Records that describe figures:
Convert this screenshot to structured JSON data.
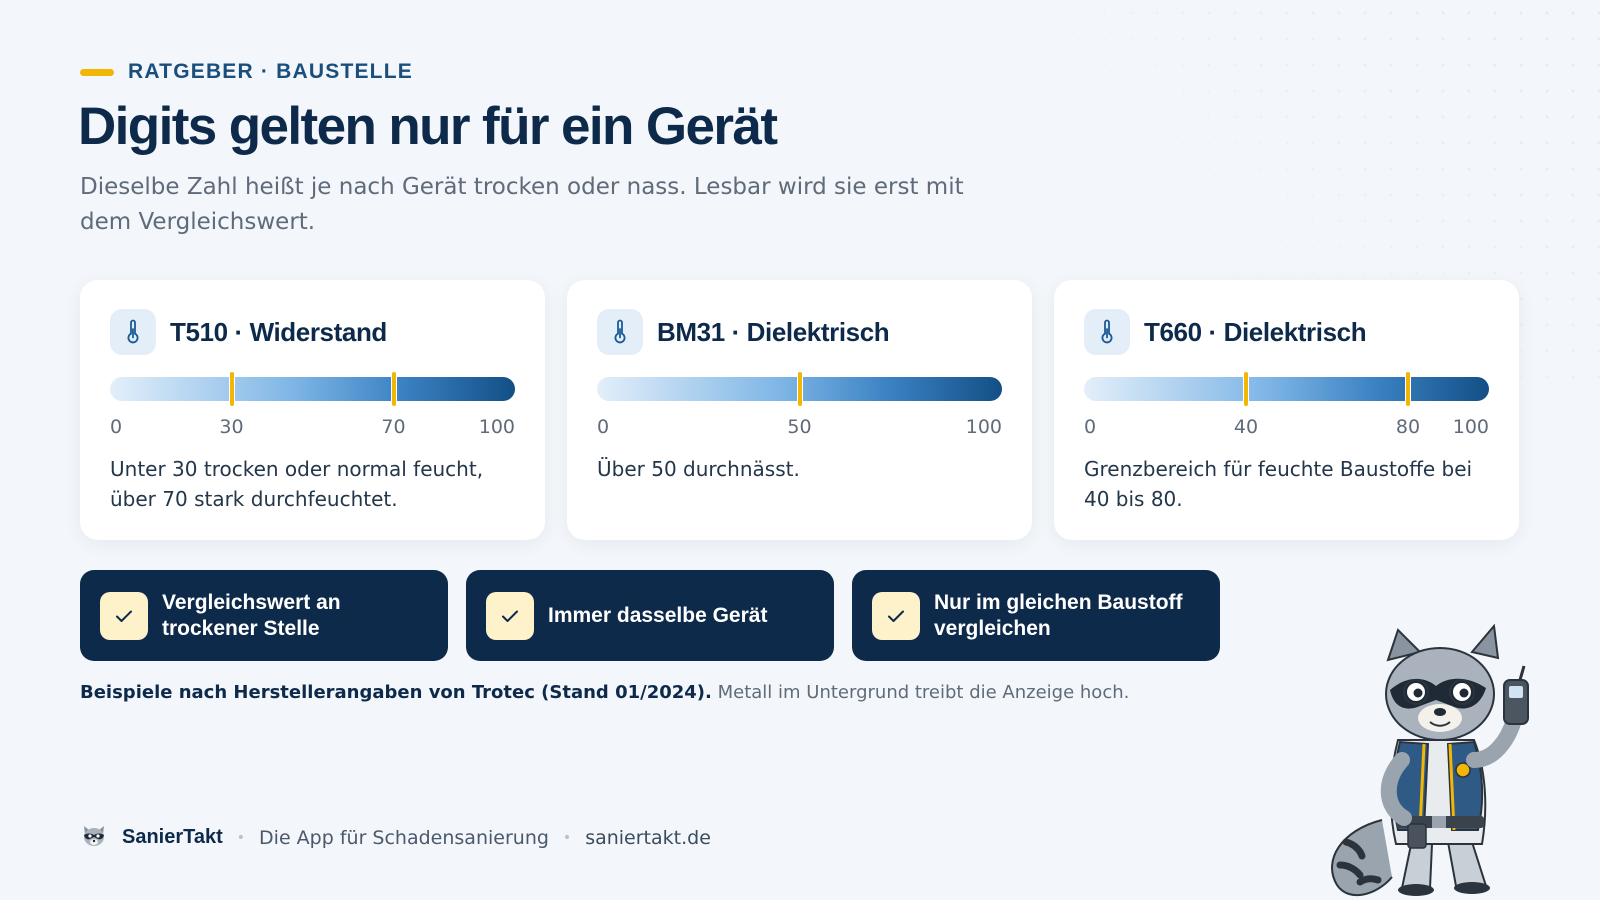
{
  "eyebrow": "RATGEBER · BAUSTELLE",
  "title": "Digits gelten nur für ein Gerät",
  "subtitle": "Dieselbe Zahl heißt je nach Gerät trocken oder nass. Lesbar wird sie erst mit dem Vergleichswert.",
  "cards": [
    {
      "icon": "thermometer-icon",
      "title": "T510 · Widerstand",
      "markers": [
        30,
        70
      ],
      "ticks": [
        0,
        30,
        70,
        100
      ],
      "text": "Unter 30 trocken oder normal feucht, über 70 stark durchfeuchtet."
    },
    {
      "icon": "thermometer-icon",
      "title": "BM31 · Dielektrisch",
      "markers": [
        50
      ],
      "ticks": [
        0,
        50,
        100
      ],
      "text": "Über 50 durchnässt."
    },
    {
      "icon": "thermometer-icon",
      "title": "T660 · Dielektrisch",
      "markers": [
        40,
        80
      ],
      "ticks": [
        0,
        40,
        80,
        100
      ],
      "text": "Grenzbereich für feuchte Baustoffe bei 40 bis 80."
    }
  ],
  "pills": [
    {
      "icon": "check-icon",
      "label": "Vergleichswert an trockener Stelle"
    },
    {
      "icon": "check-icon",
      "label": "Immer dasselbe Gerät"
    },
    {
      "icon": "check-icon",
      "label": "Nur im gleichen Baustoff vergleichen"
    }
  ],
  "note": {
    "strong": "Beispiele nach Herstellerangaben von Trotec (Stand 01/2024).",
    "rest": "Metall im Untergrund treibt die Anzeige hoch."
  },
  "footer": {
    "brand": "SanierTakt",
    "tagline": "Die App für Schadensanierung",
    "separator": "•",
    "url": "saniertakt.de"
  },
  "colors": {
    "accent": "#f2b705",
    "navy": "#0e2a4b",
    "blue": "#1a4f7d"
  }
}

§ **Exercise description**
Write only the number of lines in the data above that include "Dielektrisch".

§ **Reply to the task**
2